** BEGIN Records shown **

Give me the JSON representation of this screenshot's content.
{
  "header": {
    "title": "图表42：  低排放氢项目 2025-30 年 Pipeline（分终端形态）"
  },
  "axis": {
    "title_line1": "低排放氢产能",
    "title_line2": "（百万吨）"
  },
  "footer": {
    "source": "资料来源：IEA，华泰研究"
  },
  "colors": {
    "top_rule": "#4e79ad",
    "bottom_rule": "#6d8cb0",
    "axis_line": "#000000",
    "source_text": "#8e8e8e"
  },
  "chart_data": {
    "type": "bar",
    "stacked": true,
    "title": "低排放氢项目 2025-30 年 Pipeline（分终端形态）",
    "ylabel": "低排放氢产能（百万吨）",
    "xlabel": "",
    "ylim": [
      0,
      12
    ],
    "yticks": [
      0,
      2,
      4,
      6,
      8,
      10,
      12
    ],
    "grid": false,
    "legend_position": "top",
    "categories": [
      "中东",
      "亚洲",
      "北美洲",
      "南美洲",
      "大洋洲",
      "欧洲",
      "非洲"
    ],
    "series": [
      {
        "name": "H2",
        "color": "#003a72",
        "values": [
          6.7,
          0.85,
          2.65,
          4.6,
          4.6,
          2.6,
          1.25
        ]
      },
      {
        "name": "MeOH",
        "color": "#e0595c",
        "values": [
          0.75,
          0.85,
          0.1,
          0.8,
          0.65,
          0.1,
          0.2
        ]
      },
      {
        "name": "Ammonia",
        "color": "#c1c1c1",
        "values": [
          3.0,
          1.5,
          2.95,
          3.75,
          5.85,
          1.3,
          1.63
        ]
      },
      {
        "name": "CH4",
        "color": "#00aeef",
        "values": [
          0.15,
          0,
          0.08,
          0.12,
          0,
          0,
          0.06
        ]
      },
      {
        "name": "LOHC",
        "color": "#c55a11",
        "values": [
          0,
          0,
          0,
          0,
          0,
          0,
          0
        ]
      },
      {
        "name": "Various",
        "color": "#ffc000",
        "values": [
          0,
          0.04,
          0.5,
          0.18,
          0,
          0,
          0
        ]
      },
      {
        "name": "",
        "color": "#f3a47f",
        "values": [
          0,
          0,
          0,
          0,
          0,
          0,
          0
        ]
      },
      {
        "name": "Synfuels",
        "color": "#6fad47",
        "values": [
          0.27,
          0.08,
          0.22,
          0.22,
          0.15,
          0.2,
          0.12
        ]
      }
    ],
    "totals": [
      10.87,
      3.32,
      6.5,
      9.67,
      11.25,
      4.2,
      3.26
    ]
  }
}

** END Records shown **

_What to work on_:
Set down the entries above again, word for word.

_Exercise answer_:
Give me the JSON representation of this screenshot's content.
{
  "header": {
    "title": "图表42：  低排放氢项目 2025-30 年 Pipeline（分终端形态）"
  },
  "axis": {
    "title_line1": "低排放氢产能",
    "title_line2": "（百万吨）"
  },
  "footer": {
    "source": "资料来源：IEA，华泰研究"
  },
  "colors": {
    "top_rule": "#4e79ad",
    "bottom_rule": "#6d8cb0",
    "axis_line": "#000000",
    "source_text": "#8e8e8e"
  },
  "chart_data": {
    "type": "bar",
    "stacked": true,
    "title": "低排放氢项目 2025-30 年 Pipeline（分终端形态）",
    "ylabel": "低排放氢产能（百万吨）",
    "xlabel": "",
    "ylim": [
      0,
      12
    ],
    "yticks": [
      0,
      2,
      4,
      6,
      8,
      10,
      12
    ],
    "grid": false,
    "legend_position": "top",
    "categories": [
      "中东",
      "亚洲",
      "北美洲",
      "南美洲",
      "大洋洲",
      "欧洲",
      "非洲"
    ],
    "series": [
      {
        "name": "H2",
        "color": "#003a72",
        "values": [
          6.7,
          0.85,
          2.65,
          4.6,
          4.6,
          2.6,
          1.25
        ]
      },
      {
        "name": "MeOH",
        "color": "#e0595c",
        "values": [
          0.75,
          0.85,
          0.1,
          0.8,
          0.65,
          0.1,
          0.2
        ]
      },
      {
        "name": "Ammonia",
        "color": "#c1c1c1",
        "values": [
          3.0,
          1.5,
          2.95,
          3.75,
          5.85,
          1.3,
          1.63
        ]
      },
      {
        "name": "CH4",
        "color": "#00aeef",
        "values": [
          0.15,
          0,
          0.08,
          0.12,
          0,
          0,
          0.06
        ]
      },
      {
        "name": "LOHC",
        "color": "#c55a11",
        "values": [
          0,
          0,
          0,
          0,
          0,
          0,
          0
        ]
      },
      {
        "name": "Various",
        "color": "#ffc000",
        "values": [
          0,
          0.04,
          0.5,
          0.18,
          0,
          0,
          0
        ]
      },
      {
        "name": "",
        "color": "#f3a47f",
        "values": [
          0,
          0,
          0,
          0,
          0,
          0,
          0
        ]
      },
      {
        "name": "Synfuels",
        "color": "#6fad47",
        "values": [
          0.27,
          0.08,
          0.22,
          0.22,
          0.15,
          0.2,
          0.12
        ]
      }
    ],
    "totals": [
      10.87,
      3.32,
      6.5,
      9.67,
      11.25,
      4.2,
      3.26
    ]
  }
}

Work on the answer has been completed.